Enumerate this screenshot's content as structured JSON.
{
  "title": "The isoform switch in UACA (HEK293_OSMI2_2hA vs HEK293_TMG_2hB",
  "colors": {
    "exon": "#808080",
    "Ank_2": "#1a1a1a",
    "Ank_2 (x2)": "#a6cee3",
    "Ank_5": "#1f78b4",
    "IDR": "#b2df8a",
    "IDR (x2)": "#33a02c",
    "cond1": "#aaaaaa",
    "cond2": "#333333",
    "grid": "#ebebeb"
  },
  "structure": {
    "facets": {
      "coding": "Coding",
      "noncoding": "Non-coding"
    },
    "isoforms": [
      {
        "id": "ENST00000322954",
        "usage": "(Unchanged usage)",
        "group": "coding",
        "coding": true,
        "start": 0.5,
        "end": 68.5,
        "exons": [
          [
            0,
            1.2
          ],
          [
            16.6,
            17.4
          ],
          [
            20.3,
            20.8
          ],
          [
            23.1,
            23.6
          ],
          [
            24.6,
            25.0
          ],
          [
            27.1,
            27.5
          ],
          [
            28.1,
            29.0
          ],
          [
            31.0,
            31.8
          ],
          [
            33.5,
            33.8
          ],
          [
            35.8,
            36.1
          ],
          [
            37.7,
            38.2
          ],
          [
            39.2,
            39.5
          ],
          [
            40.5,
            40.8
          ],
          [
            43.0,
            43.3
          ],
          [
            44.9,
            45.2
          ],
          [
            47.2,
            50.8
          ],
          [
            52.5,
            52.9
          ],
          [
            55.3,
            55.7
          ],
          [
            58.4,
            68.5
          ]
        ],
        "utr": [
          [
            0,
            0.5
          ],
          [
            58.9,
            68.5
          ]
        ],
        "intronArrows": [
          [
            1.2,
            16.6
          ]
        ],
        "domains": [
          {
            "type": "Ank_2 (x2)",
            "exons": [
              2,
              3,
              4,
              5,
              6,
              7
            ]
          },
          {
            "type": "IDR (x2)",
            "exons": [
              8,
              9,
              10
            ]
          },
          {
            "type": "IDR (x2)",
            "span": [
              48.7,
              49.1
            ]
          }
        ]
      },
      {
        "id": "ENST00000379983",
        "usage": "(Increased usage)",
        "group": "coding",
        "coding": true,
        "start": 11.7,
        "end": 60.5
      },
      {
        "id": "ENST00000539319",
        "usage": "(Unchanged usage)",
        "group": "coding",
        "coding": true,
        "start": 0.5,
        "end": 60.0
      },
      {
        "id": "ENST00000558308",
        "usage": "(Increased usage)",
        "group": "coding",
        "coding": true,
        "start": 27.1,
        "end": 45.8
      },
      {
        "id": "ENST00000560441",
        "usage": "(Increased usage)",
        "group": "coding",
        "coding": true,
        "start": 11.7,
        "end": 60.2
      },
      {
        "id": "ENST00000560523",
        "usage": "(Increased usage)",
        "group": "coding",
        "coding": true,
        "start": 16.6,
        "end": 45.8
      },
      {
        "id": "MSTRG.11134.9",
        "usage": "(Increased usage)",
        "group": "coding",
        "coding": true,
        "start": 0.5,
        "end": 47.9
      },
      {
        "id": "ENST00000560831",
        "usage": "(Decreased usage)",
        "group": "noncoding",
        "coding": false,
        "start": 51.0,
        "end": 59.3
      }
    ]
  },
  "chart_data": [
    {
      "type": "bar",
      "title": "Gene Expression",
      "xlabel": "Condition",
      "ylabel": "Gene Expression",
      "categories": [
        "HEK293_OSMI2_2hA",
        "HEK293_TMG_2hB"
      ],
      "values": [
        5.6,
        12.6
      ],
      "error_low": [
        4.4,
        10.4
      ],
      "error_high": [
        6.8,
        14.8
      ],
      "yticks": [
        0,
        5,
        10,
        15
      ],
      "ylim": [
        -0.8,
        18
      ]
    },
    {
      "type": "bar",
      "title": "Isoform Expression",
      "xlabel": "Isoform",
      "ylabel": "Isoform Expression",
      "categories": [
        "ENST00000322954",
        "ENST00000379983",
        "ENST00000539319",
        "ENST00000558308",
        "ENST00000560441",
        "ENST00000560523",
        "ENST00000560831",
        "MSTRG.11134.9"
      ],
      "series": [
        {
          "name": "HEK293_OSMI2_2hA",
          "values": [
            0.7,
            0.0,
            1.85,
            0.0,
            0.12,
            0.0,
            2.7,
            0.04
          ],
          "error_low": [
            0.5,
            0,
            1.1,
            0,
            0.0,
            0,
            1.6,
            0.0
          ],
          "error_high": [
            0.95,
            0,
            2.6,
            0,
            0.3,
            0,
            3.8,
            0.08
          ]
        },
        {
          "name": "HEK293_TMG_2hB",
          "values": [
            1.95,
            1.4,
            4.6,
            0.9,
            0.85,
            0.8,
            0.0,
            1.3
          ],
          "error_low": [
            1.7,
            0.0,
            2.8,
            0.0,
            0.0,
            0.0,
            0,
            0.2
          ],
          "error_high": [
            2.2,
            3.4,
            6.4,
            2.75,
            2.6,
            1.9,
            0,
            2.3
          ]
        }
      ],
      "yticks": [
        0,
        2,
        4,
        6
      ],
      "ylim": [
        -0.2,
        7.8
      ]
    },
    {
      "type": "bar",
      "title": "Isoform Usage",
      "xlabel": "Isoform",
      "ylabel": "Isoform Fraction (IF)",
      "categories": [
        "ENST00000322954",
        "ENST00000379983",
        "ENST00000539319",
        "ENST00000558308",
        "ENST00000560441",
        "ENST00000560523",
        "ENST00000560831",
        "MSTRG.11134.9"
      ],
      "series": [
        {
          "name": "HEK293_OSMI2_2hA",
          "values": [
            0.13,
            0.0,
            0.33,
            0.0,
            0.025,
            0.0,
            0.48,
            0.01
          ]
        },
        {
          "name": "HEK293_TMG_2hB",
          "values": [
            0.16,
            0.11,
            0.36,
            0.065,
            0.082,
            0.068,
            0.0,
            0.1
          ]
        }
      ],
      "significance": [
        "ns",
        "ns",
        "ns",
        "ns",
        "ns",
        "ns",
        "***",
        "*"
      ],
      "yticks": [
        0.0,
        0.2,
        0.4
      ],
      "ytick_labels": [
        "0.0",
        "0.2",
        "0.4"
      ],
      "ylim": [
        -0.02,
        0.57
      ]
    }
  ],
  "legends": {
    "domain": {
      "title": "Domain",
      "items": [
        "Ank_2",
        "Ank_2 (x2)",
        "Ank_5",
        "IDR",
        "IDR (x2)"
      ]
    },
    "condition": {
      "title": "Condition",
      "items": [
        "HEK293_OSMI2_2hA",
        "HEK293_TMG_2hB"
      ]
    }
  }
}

What is asked =>
Return every line of the material exactly.

Result =>
Enumerate this screenshot's content as structured JSON.
{
  "title": "The isoform switch in UACA (HEK293_OSMI2_2hA vs HEK293_TMG_2hB",
  "colors": {
    "exon": "#808080",
    "Ank_2": "#1a1a1a",
    "Ank_2 (x2)": "#a6cee3",
    "Ank_5": "#1f78b4",
    "IDR": "#b2df8a",
    "IDR (x2)": "#33a02c",
    "cond1": "#aaaaaa",
    "cond2": "#333333",
    "grid": "#ebebeb"
  },
  "structure": {
    "facets": {
      "coding": "Coding",
      "noncoding": "Non-coding"
    },
    "isoforms": [
      {
        "id": "ENST00000322954",
        "usage": "(Unchanged usage)",
        "group": "coding",
        "coding": true,
        "start": 0.5,
        "end": 68.5,
        "exons": [
          [
            0,
            1.2
          ],
          [
            16.6,
            17.4
          ],
          [
            20.3,
            20.8
          ],
          [
            23.1,
            23.6
          ],
          [
            24.6,
            25.0
          ],
          [
            27.1,
            27.5
          ],
          [
            28.1,
            29.0
          ],
          [
            31.0,
            31.8
          ],
          [
            33.5,
            33.8
          ],
          [
            35.8,
            36.1
          ],
          [
            37.7,
            38.2
          ],
          [
            39.2,
            39.5
          ],
          [
            40.5,
            40.8
          ],
          [
            43.0,
            43.3
          ],
          [
            44.9,
            45.2
          ],
          [
            47.2,
            50.8
          ],
          [
            52.5,
            52.9
          ],
          [
            55.3,
            55.7
          ],
          [
            58.4,
            68.5
          ]
        ],
        "utr": [
          [
            0,
            0.5
          ],
          [
            58.9,
            68.5
          ]
        ],
        "intronArrows": [
          [
            1.2,
            16.6
          ]
        ],
        "domains": [
          {
            "type": "Ank_2 (x2)",
            "exons": [
              2,
              3,
              4,
              5,
              6,
              7
            ]
          },
          {
            "type": "IDR (x2)",
            "exons": [
              8,
              9,
              10
            ]
          },
          {
            "type": "IDR (x2)",
            "span": [
              48.7,
              49.1
            ]
          }
        ]
      },
      {
        "id": "ENST00000379983",
        "usage": "(Increased usage)",
        "group": "coding",
        "coding": true,
        "start": 11.7,
        "end": 60.5
      },
      {
        "id": "ENST00000539319",
        "usage": "(Unchanged usage)",
        "group": "coding",
        "coding": true,
        "start": 0.5,
        "end": 60.0
      },
      {
        "id": "ENST00000558308",
        "usage": "(Increased usage)",
        "group": "coding",
        "coding": true,
        "start": 27.1,
        "end": 45.8
      },
      {
        "id": "ENST00000560441",
        "usage": "(Increased usage)",
        "group": "coding",
        "coding": true,
        "start": 11.7,
        "end": 60.2
      },
      {
        "id": "ENST00000560523",
        "usage": "(Increased usage)",
        "group": "coding",
        "coding": true,
        "start": 16.6,
        "end": 45.8
      },
      {
        "id": "MSTRG.11134.9",
        "usage": "(Increased usage)",
        "group": "coding",
        "coding": true,
        "start": 0.5,
        "end": 47.9
      },
      {
        "id": "ENST00000560831",
        "usage": "(Decreased usage)",
        "group": "noncoding",
        "coding": false,
        "start": 51.0,
        "end": 59.3
      }
    ]
  },
  "chart_data": [
    {
      "type": "bar",
      "title": "Gene Expression",
      "xlabel": "Condition",
      "ylabel": "Gene Expression",
      "categories": [
        "HEK293_OSMI2_2hA",
        "HEK293_TMG_2hB"
      ],
      "values": [
        5.6,
        12.6
      ],
      "error_low": [
        4.4,
        10.4
      ],
      "error_high": [
        6.8,
        14.8
      ],
      "yticks": [
        0,
        5,
        10,
        15
      ],
      "ylim": [
        -0.8,
        18
      ]
    },
    {
      "type": "bar",
      "title": "Isoform Expression",
      "xlabel": "Isoform",
      "ylabel": "Isoform Expression",
      "categories": [
        "ENST00000322954",
        "ENST00000379983",
        "ENST00000539319",
        "ENST00000558308",
        "ENST00000560441",
        "ENST00000560523",
        "ENST00000560831",
        "MSTRG.11134.9"
      ],
      "series": [
        {
          "name": "HEK293_OSMI2_2hA",
          "values": [
            0.7,
            0.0,
            1.85,
            0.0,
            0.12,
            0.0,
            2.7,
            0.04
          ],
          "error_low": [
            0.5,
            0,
            1.1,
            0,
            0.0,
            0,
            1.6,
            0.0
          ],
          "error_high": [
            0.95,
            0,
            2.6,
            0,
            0.3,
            0,
            3.8,
            0.08
          ]
        },
        {
          "name": "HEK293_TMG_2hB",
          "values": [
            1.95,
            1.4,
            4.6,
            0.9,
            0.85,
            0.8,
            0.0,
            1.3
          ],
          "error_low": [
            1.7,
            0.0,
            2.8,
            0.0,
            0.0,
            0.0,
            0,
            0.2
          ],
          "error_high": [
            2.2,
            3.4,
            6.4,
            2.75,
            2.6,
            1.9,
            0,
            2.3
          ]
        }
      ],
      "yticks": [
        0,
        2,
        4,
        6
      ],
      "ylim": [
        -0.2,
        7.8
      ]
    },
    {
      "type": "bar",
      "title": "Isoform Usage",
      "xlabel": "Isoform",
      "ylabel": "Isoform Fraction (IF)",
      "categories": [
        "ENST00000322954",
        "ENST00000379983",
        "ENST00000539319",
        "ENST00000558308",
        "ENST00000560441",
        "ENST00000560523",
        "ENST00000560831",
        "MSTRG.11134.9"
      ],
      "series": [
        {
          "name": "HEK293_OSMI2_2hA",
          "values": [
            0.13,
            0.0,
            0.33,
            0.0,
            0.025,
            0.0,
            0.48,
            0.01
          ]
        },
        {
          "name": "HEK293_TMG_2hB",
          "values": [
            0.16,
            0.11,
            0.36,
            0.065,
            0.082,
            0.068,
            0.0,
            0.1
          ]
        }
      ],
      "significance": [
        "ns",
        "ns",
        "ns",
        "ns",
        "ns",
        "ns",
        "***",
        "*"
      ],
      "yticks": [
        0.0,
        0.2,
        0.4
      ],
      "ytick_labels": [
        "0.0",
        "0.2",
        "0.4"
      ],
      "ylim": [
        -0.02,
        0.57
      ]
    }
  ],
  "legends": {
    "domain": {
      "title": "Domain",
      "items": [
        "Ank_2",
        "Ank_2 (x2)",
        "Ank_5",
        "IDR",
        "IDR (x2)"
      ]
    },
    "condition": {
      "title": "Condition",
      "items": [
        "HEK293_OSMI2_2hA",
        "HEK293_TMG_2hB"
      ]
    }
  }
}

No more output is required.